Extract every entry word for word.

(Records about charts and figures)
------------------------------------------------------------
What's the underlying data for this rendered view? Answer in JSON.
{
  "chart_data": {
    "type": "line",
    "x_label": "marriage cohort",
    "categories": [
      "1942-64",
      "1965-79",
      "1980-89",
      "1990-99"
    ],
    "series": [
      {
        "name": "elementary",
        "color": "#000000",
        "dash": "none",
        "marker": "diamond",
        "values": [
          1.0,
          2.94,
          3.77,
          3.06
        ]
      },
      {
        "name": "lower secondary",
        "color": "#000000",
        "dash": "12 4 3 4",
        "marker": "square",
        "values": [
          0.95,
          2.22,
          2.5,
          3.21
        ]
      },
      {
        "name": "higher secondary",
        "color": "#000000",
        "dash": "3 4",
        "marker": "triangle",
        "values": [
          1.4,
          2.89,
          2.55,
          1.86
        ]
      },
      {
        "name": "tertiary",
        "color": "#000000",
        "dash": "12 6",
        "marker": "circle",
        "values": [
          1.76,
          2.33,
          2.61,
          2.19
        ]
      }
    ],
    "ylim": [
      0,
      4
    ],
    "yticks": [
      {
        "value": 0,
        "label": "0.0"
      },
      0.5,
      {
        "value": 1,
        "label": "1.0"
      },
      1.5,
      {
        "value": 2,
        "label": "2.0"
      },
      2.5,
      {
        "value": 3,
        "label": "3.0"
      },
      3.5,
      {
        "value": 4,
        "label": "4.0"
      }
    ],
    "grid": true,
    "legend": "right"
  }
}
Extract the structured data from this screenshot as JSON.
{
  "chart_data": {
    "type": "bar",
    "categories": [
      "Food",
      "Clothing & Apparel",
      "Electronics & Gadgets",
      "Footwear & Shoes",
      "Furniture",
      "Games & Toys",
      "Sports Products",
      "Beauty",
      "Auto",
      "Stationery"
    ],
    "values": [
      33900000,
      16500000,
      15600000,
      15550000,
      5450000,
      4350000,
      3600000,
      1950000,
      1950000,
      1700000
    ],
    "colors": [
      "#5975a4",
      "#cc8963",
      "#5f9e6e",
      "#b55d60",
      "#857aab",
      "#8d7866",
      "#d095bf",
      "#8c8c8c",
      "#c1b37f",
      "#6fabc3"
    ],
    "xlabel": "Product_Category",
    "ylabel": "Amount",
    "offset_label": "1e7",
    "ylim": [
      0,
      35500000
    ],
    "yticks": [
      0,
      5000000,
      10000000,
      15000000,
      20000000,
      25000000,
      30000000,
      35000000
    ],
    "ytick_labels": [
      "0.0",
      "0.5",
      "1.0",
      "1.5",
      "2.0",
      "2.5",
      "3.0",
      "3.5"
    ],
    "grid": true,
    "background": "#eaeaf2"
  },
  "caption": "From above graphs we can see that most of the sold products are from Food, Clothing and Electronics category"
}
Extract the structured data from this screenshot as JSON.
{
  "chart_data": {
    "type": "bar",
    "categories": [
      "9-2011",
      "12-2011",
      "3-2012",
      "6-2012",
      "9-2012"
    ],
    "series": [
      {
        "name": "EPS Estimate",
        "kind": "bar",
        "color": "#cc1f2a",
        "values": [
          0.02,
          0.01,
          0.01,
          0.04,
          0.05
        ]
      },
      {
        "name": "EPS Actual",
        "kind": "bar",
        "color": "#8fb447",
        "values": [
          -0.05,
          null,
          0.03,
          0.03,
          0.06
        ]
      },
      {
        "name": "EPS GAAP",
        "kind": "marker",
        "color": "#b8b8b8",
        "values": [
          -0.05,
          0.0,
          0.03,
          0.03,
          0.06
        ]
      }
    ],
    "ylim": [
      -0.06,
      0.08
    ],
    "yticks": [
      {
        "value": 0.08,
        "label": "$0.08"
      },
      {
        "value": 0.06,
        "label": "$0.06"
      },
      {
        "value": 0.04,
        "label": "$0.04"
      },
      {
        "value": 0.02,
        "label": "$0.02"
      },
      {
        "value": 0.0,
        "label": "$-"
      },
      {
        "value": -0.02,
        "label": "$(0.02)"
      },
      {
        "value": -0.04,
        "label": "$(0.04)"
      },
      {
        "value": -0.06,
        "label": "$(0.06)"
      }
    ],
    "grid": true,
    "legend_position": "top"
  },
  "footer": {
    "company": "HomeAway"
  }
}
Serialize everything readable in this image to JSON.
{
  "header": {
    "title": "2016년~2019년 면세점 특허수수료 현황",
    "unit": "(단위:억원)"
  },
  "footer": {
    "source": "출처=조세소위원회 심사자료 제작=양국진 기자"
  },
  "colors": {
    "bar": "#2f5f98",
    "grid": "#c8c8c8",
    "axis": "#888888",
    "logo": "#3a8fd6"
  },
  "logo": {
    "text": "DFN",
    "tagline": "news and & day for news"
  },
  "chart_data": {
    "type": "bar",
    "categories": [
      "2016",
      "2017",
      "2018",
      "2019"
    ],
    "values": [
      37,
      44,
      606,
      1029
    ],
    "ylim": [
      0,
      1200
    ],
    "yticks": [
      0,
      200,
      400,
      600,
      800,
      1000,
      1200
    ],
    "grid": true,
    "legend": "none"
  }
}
------------------------------------------------------------
OUTPUT FOR THIS TASK
What's the underlying data for this rendered view? Answer in JSON.
{
  "chart_data": {
    "type": "line",
    "x_label": "marriage cohort",
    "categories": [
      "1942-64",
      "1965-79",
      "1980-89",
      "1990-99"
    ],
    "series": [
      {
        "name": "elementary",
        "color": "#000000",
        "dash": "none",
        "marker": "diamond",
        "values": [
          1.0,
          2.94,
          3.77,
          3.06
        ]
      },
      {
        "name": "lower secondary",
        "color": "#000000",
        "dash": "12 4 3 4",
        "marker": "square",
        "values": [
          0.95,
          2.22,
          2.5,
          3.21
        ]
      },
      {
        "name": "higher secondary",
        "color": "#000000",
        "dash": "3 4",
        "marker": "triangle",
        "values": [
          1.4,
          2.89,
          2.55,
          1.86
        ]
      },
      {
        "name": "tertiary",
        "color": "#000000",
        "dash": "12 6",
        "marker": "circle",
        "values": [
          1.76,
          2.33,
          2.61,
          2.19
        ]
      }
    ],
    "ylim": [
      0,
      4
    ],
    "yticks": [
      {
        "value": 0,
        "label": "0.0"
      },
      0.5,
      {
        "value": 1,
        "label": "1.0"
      },
      1.5,
      {
        "value": 2,
        "label": "2.0"
      },
      2.5,
      {
        "value": 3,
        "label": "3.0"
      },
      3.5,
      {
        "value": 4,
        "label": "4.0"
      }
    ],
    "grid": true,
    "legend": "right"
  }
}
Extract the structured data from this screenshot as JSON.
{
  "chart_data": {
    "type": "bar",
    "categories": [
      "Food",
      "Clothing & Apparel",
      "Electronics & Gadgets",
      "Footwear & Shoes",
      "Furniture",
      "Games & Toys",
      "Sports Products",
      "Beauty",
      "Auto",
      "Stationery"
    ],
    "values": [
      33900000,
      16500000,
      15600000,
      15550000,
      5450000,
      4350000,
      3600000,
      1950000,
      1950000,
      1700000
    ],
    "colors": [
      "#5975a4",
      "#cc8963",
      "#5f9e6e",
      "#b55d60",
      "#857aab",
      "#8d7866",
      "#d095bf",
      "#8c8c8c",
      "#c1b37f",
      "#6fabc3"
    ],
    "xlabel": "Product_Category",
    "ylabel": "Amount",
    "offset_label": "1e7",
    "ylim": [
      0,
      35500000
    ],
    "yticks": [
      0,
      5000000,
      10000000,
      15000000,
      20000000,
      25000000,
      30000000,
      35000000
    ],
    "ytick_labels": [
      "0.0",
      "0.5",
      "1.0",
      "1.5",
      "2.0",
      "2.5",
      "3.0",
      "3.5"
    ],
    "grid": true,
    "background": "#eaeaf2"
  },
  "caption": "From above graphs we can see that most of the sold products are from Food, Clothing and Electronics category"
}
Extract the structured data from this screenshot as JSON.
{
  "chart_data": {
    "type": "bar",
    "categories": [
      "9-2011",
      "12-2011",
      "3-2012",
      "6-2012",
      "9-2012"
    ],
    "series": [
      {
        "name": "EPS Estimate",
        "kind": "bar",
        "color": "#cc1f2a",
        "values": [
          0.02,
          0.01,
          0.01,
          0.04,
          0.05
        ]
      },
      {
        "name": "EPS Actual",
        "kind": "bar",
        "color": "#8fb447",
        "values": [
          -0.05,
          null,
          0.03,
          0.03,
          0.06
        ]
      },
      {
        "name": "EPS GAAP",
        "kind": "marker",
        "color": "#b8b8b8",
        "values": [
          -0.05,
          0.0,
          0.03,
          0.03,
          0.06
        ]
      }
    ],
    "ylim": [
      -0.06,
      0.08
    ],
    "yticks": [
      {
        "value": 0.08,
        "label": "$0.08"
      },
      {
        "value": 0.06,
        "label": "$0.06"
      },
      {
        "value": 0.04,
        "label": "$0.04"
      },
      {
        "value": 0.02,
        "label": "$0.02"
      },
      {
        "value": 0.0,
        "label": "$-"
      },
      {
        "value": -0.02,
        "label": "$(0.02)"
      },
      {
        "value": -0.04,
        "label": "$(0.04)"
      },
      {
        "value": -0.06,
        "label": "$(0.06)"
      }
    ],
    "grid": true,
    "legend_position": "top"
  },
  "footer": {
    "company": "HomeAway"
  }
}
Serialize everything readable in this image to JSON.
{
  "header": {
    "title": "2016년~2019년 면세점 특허수수료 현황",
    "unit": "(단위:억원)"
  },
  "footer": {
    "source": "출처=조세소위원회 심사자료 제작=양국진 기자"
  },
  "colors": {
    "bar": "#2f5f98",
    "grid": "#c8c8c8",
    "axis": "#888888",
    "logo": "#3a8fd6"
  },
  "logo": {
    "text": "DFN",
    "tagline": "news and & day for news"
  },
  "chart_data": {
    "type": "bar",
    "categories": [
      "2016",
      "2017",
      "2018",
      "2019"
    ],
    "values": [
      37,
      44,
      606,
      1029
    ],
    "ylim": [
      0,
      1200
    ],
    "yticks": [
      0,
      200,
      400,
      600,
      800,
      1000,
      1200
    ],
    "grid": true,
    "legend": "none"
  }
}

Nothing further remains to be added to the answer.